— begin —
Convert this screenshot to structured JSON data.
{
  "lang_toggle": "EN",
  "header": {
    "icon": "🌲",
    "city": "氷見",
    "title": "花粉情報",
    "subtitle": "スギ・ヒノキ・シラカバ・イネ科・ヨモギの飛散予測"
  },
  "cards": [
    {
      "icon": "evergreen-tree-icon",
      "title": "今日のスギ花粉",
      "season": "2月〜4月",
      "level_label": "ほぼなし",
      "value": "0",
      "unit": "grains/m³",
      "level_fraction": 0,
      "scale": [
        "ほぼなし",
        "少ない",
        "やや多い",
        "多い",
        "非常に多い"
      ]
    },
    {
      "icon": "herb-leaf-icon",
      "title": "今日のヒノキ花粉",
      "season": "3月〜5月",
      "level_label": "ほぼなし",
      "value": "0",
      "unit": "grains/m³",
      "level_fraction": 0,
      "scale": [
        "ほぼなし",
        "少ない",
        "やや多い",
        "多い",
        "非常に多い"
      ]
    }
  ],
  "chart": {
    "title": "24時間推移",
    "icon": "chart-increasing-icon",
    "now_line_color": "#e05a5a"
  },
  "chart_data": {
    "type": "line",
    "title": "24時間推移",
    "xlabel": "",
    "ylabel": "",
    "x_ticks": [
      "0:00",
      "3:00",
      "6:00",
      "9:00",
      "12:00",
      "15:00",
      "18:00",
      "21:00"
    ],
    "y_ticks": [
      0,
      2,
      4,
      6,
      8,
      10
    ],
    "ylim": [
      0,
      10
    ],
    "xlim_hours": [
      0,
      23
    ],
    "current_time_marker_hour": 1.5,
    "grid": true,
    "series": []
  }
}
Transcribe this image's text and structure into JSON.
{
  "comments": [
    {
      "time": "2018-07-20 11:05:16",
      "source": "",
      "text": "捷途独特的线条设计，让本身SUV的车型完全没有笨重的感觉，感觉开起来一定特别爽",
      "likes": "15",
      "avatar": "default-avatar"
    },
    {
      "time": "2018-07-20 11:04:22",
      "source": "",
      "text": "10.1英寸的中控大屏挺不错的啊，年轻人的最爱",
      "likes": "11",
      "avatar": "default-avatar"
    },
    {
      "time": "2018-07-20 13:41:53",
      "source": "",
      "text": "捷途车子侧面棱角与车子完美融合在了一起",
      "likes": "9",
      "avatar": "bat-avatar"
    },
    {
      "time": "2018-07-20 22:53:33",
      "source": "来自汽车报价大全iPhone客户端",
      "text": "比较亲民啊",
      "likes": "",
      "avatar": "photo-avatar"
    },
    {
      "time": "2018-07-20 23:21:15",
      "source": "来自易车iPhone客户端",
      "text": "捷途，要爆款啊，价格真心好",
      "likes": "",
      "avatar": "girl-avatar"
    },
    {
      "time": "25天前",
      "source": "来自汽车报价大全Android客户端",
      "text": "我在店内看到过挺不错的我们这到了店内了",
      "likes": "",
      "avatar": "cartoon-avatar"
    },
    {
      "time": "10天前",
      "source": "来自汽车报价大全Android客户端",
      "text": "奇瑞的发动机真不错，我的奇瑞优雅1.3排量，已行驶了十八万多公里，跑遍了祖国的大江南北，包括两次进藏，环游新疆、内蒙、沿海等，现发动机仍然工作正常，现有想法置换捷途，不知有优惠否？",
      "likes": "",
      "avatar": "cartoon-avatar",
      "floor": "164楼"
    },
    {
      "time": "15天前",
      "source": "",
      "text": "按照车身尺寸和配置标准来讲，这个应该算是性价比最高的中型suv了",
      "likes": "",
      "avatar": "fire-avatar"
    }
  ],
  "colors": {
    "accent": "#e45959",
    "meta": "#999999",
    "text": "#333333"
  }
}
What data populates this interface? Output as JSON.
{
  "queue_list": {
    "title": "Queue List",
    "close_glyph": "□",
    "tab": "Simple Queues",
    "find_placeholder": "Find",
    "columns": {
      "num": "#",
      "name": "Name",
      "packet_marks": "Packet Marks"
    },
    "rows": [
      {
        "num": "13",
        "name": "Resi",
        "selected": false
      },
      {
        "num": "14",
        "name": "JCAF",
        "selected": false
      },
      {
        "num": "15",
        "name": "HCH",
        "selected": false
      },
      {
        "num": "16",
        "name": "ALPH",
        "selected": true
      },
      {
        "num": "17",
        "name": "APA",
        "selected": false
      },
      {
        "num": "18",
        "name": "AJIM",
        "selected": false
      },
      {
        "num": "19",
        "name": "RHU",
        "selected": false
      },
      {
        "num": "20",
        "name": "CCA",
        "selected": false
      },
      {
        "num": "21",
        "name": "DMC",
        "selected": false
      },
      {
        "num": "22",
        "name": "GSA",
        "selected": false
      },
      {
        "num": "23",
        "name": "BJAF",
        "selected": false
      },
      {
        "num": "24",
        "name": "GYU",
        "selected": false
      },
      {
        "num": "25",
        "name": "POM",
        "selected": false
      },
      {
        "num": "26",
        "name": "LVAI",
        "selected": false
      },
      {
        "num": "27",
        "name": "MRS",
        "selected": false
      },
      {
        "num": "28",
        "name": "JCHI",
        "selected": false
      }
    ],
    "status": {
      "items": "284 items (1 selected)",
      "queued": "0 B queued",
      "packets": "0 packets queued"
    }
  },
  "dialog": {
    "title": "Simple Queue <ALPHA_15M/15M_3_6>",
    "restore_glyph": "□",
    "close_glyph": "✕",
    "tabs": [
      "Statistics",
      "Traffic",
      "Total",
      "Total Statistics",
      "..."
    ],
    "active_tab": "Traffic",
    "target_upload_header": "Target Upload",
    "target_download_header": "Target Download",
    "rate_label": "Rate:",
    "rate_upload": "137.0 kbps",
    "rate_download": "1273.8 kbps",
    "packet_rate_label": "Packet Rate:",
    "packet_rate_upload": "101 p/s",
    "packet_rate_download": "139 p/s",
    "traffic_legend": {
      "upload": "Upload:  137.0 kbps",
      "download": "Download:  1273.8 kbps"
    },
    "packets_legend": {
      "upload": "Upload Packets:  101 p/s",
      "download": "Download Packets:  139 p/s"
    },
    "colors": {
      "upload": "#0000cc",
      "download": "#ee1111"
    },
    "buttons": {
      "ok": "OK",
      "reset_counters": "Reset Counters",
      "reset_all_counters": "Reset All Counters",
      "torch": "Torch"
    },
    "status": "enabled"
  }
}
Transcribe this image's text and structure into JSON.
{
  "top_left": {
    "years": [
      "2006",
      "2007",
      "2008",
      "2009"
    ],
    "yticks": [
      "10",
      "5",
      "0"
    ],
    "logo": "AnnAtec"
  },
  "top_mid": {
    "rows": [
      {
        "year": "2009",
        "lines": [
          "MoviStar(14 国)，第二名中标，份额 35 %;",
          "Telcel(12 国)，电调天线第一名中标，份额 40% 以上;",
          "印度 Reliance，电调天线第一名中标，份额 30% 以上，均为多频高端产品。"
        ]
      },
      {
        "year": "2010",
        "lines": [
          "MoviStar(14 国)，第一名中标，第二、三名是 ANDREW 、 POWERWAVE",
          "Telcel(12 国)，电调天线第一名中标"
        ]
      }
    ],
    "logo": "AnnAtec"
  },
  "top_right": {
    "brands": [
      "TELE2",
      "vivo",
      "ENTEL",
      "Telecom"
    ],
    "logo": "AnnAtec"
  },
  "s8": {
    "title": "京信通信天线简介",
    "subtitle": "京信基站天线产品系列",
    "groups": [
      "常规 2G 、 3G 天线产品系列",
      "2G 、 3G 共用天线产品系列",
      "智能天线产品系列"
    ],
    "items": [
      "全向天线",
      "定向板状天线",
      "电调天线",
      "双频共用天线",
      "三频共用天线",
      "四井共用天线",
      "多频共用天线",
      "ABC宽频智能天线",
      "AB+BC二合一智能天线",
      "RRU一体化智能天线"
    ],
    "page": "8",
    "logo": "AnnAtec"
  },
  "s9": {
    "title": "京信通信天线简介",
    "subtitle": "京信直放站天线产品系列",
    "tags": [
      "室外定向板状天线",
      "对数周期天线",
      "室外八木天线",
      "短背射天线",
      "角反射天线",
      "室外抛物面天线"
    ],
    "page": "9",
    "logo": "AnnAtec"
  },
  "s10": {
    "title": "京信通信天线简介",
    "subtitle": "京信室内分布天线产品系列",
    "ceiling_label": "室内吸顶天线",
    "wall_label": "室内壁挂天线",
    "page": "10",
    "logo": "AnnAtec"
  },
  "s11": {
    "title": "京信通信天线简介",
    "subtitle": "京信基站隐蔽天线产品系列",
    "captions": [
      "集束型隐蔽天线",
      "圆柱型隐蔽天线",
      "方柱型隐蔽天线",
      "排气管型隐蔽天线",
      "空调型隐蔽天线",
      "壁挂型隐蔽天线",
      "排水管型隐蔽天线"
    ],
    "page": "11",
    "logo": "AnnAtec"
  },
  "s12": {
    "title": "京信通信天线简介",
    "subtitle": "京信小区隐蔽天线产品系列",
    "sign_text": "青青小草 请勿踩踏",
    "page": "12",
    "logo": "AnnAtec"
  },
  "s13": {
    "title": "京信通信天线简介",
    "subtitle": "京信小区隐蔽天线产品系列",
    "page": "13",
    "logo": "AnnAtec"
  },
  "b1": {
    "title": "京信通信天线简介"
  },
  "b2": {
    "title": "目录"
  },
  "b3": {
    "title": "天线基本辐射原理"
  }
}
— end —
Written problem - Return all lines with the word "Telcel" in them.

Reply -
          "Telcel(12 国)，电调天线第一名中标，份额 40% 以上;",
          "Telcel(12 国)，电调天线第一名中标"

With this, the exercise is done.